Write out every line below that includes the word "caption".
======== WORKING DATA
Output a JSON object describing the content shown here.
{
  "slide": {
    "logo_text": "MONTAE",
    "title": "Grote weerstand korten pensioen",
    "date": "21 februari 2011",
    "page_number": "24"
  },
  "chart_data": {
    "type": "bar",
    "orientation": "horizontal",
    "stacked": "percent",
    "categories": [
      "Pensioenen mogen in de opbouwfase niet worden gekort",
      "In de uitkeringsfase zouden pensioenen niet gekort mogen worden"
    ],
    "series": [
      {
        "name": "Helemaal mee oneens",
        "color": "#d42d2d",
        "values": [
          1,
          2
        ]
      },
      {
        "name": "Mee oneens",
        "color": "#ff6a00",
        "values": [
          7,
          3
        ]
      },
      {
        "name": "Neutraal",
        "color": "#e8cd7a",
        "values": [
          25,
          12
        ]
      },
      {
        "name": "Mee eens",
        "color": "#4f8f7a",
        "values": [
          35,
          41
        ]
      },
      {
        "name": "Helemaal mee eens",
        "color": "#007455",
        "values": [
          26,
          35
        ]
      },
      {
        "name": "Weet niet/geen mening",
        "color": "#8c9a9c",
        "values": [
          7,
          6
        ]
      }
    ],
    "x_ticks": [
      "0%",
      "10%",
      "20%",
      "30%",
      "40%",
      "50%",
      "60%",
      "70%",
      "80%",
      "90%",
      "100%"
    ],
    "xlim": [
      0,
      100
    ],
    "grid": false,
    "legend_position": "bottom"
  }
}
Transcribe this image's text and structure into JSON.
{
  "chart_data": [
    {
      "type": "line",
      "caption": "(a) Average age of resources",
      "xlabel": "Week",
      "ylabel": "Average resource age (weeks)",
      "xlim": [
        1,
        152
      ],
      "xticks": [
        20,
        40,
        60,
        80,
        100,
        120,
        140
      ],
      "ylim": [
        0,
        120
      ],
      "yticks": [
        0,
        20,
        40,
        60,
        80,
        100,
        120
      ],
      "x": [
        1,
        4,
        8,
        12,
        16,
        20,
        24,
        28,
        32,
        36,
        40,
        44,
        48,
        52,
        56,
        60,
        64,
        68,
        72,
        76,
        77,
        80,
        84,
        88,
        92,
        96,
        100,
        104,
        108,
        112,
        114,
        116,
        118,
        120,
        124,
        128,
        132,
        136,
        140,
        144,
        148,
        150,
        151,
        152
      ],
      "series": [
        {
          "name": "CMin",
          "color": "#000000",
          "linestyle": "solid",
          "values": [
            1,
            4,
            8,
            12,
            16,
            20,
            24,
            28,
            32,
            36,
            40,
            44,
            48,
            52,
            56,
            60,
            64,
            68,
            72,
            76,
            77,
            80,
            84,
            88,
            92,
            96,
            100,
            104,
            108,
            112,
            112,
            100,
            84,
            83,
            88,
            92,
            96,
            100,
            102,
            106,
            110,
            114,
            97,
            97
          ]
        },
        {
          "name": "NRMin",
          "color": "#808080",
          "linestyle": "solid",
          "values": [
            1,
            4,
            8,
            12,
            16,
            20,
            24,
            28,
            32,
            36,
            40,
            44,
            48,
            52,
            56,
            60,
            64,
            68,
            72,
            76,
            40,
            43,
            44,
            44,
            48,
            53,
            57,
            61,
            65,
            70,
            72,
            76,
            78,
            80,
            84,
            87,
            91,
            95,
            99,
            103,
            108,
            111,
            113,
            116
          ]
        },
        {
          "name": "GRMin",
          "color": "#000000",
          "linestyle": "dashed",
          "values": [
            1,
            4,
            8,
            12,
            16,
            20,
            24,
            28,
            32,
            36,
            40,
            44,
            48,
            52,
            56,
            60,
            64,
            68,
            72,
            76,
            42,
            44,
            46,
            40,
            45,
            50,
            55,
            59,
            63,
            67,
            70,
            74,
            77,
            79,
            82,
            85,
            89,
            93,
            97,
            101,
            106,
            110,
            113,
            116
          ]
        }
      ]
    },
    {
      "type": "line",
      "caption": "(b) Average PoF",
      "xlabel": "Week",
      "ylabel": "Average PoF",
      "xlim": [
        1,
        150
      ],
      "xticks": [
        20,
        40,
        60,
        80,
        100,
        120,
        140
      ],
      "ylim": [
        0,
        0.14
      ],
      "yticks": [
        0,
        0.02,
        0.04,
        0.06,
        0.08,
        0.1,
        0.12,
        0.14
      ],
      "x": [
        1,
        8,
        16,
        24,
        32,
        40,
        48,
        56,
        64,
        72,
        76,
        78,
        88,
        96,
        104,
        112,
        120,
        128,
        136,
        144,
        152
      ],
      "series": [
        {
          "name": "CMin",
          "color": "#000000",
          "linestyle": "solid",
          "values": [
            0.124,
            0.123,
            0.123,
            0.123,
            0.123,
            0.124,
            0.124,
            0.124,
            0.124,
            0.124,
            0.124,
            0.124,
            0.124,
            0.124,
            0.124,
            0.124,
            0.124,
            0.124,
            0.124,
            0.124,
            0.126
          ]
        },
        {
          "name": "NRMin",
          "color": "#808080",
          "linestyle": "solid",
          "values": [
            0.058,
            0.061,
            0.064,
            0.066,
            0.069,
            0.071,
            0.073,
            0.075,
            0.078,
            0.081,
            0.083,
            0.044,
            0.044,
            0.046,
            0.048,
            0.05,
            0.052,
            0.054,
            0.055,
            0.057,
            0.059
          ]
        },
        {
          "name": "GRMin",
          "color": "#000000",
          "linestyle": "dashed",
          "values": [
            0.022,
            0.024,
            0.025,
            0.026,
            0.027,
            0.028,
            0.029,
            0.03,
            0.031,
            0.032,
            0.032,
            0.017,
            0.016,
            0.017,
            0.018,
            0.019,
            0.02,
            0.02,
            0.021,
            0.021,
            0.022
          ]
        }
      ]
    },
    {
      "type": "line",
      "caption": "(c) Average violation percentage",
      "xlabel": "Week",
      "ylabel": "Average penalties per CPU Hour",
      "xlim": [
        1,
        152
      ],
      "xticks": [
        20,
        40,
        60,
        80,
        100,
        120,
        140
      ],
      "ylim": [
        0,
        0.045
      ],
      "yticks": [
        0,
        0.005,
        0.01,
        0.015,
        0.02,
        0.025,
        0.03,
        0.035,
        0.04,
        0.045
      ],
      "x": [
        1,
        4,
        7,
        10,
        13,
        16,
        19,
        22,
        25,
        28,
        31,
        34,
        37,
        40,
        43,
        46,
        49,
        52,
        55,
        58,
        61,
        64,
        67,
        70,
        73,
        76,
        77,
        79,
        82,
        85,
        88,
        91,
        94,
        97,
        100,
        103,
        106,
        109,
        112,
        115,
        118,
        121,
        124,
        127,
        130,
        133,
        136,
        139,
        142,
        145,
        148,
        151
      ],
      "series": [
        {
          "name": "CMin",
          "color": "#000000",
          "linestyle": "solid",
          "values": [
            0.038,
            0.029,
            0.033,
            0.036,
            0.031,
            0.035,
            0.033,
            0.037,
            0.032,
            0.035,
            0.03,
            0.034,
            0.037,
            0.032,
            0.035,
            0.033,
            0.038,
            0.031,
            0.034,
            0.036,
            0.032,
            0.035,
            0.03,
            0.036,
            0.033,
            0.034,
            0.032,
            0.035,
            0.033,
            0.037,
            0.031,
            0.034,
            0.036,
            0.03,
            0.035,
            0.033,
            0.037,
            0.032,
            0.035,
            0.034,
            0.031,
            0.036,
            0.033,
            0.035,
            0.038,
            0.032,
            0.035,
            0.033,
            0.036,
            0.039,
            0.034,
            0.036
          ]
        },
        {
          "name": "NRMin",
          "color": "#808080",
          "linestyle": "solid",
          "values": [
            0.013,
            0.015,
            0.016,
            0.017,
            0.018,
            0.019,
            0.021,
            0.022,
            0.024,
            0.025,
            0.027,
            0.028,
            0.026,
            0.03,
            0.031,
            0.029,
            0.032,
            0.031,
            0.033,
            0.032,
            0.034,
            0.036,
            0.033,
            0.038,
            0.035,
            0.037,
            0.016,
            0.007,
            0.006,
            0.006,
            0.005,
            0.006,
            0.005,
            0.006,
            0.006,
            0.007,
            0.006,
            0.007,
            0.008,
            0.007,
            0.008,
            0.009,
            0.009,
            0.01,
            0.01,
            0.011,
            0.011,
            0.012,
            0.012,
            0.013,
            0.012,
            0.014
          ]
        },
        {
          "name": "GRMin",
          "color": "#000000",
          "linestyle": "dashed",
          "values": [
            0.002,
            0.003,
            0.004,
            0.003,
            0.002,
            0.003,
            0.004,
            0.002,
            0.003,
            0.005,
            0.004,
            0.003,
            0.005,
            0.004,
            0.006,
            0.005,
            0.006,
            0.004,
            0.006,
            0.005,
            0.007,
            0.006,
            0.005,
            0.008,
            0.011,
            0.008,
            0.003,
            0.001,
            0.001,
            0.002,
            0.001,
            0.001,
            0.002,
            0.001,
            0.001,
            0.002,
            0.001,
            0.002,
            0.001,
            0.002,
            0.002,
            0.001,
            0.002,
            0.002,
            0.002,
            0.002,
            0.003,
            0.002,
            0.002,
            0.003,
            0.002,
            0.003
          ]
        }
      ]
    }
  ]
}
================
• SOLUTION FOR THIS EXERCISE:
      "caption": "(a) Average age of resources",
      "caption": "(b) Average PoF",
      "caption": "(c) Average violation percentage",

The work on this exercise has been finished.